## Problem description:
Write out every entry exactly as it appears.

## Available records:
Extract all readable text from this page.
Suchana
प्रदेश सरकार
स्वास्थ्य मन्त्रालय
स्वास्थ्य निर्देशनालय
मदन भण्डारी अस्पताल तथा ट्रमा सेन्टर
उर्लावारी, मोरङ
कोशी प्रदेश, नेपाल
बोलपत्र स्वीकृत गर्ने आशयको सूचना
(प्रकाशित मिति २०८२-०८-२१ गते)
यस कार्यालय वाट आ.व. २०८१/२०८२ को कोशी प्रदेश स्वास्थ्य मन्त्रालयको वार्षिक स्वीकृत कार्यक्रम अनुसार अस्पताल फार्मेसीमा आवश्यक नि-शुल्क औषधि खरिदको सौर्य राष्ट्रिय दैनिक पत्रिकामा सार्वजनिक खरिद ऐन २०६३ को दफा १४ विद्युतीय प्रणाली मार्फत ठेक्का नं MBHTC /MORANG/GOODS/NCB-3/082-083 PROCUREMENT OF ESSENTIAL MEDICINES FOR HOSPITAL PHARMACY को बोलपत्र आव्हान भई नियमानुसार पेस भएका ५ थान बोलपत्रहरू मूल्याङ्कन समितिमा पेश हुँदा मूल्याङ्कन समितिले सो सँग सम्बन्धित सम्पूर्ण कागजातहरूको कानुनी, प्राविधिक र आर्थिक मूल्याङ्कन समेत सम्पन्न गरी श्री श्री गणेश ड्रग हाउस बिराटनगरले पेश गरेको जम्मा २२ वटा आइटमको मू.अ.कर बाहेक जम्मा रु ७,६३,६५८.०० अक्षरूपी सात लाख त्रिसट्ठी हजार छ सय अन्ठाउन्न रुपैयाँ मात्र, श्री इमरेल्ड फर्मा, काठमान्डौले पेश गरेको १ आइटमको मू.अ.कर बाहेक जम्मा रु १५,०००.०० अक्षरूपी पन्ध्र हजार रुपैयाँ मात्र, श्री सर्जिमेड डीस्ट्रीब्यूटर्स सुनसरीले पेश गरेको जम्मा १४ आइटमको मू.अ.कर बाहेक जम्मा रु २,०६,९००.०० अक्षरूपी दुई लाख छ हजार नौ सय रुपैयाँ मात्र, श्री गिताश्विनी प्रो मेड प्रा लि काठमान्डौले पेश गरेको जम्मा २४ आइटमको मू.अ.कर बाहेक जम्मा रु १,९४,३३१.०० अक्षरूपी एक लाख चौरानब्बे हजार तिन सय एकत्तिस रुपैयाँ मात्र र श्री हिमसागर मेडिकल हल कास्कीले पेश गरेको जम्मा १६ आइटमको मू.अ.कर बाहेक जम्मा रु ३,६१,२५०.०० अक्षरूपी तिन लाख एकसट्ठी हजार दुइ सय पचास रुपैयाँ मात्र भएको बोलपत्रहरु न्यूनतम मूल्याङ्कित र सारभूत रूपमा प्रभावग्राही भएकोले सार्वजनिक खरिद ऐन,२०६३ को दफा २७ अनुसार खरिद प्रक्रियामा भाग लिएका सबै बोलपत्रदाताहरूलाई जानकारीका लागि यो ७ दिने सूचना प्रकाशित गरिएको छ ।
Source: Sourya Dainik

## Correct answer:
Extract all readable text from this page.
Suchana
प्रदेश सरकार
स्वास्थ्य मन्त्रालय
स्वास्थ्य निर्देशनालय
मदन भण्डारी अस्पताल तथा ट्रमा सेन्टर
उर्लावारी, मोरङ
कोशी प्रदेश, नेपाल
बोलपत्र स्वीकृत गर्ने आशयको सूचना
(प्रकाशित मिति २०८२-०८-२१ गते)
यस कार्यालय वाट आ.व. २०८१/२०८२ को कोशी प्रदेश स्वास्थ्य मन्त्रालयको वार्षिक स्वीकृत कार्यक्रम अनुसार अस्पताल फार्मेसीमा आवश्यक नि-शुल्क औषधि खरिदको सौर्य राष्ट्रिय दैनिक पत्रिकामा सार्वजनिक खरिद ऐन २०६३ को दफा १४ विद्युतीय प्रणाली मार्फत ठेक्का नं MBHTC /MORANG/GOODS/NCB-3/082-083 PROCUREMENT OF ESSENTIAL MEDICINES FOR HOSPITAL PHARMACY को बोलपत्र आव्हान भई नियमानुसार पेस भएका ५ थान बोलपत्रहरू मूल्याङ्कन समितिमा पेश हुँदा मूल्याङ्कन समितिले सो सँग सम्बन्धित सम्पूर्ण कागजातहरूको कानुनी, प्राविधिक र आर्थिक मूल्याङ्कन समेत सम्पन्न गरी श्री श्री गणेश ड्रग हाउस बिराटनगरले पेश गरेको जम्मा २२ वटा आइटमको मू.अ.कर बाहेक जम्मा रु ७,६३,६५८.०० अक्षरूपी सात लाख त्रिसट्ठी हजार छ सय अन्ठाउन्न रुपैयाँ मात्र, श्री इमरेल्ड फर्मा, काठमान्डौले पेश गरेको १ आइटमको मू.अ.कर बाहेक जम्मा रु १५,०००.०० अक्षरूपी पन्ध्र हजार रुपैयाँ मात्र, श्री सर्जिमेड डीस्ट्रीब्यूटर्स सुनसरीले पेश गरेको जम्मा १४ आइटमको मू.अ.कर बाहेक जम्मा रु २,०६,९००.०० अक्षरूपी दुई लाख छ हजार नौ सय रुपैयाँ मात्र, श्री गिताश्विनी प्रो मेड प्रा लि काठमान्डौले पेश गरेको जम्मा २४ आइटमको मू.अ.कर बाहेक जम्मा रु १,९४,३३१.०० अक्षरूपी एक लाख चौरानब्बे हजार तिन सय एकत्तिस रुपैयाँ मात्र र श्री हिमसागर मेडिकल हल कास्कीले पेश गरेको जम्मा १६ आइटमको मू.अ.कर बाहेक जम्मा रु ३,६१,२५०.०० अक्षरूपी तिन लाख एकसट्ठी हजार दुइ सय पचास रुपैयाँ मात्र भएको बोलपत्रहरु न्यूनतम मूल्याङ्कित र सारभूत रूपमा प्रभावग्राही भएकोले सार्वजनिक खरिद ऐन,२०६३ को दफा २७ अनुसार खरिद प्रक्रियामा भाग लिएका सबै बोलपत्रदाताहरूलाई जानकारीका लागि यो ७ दिने सूचना प्रकाशित गरिएको छ ।
Source: Sourya Dainik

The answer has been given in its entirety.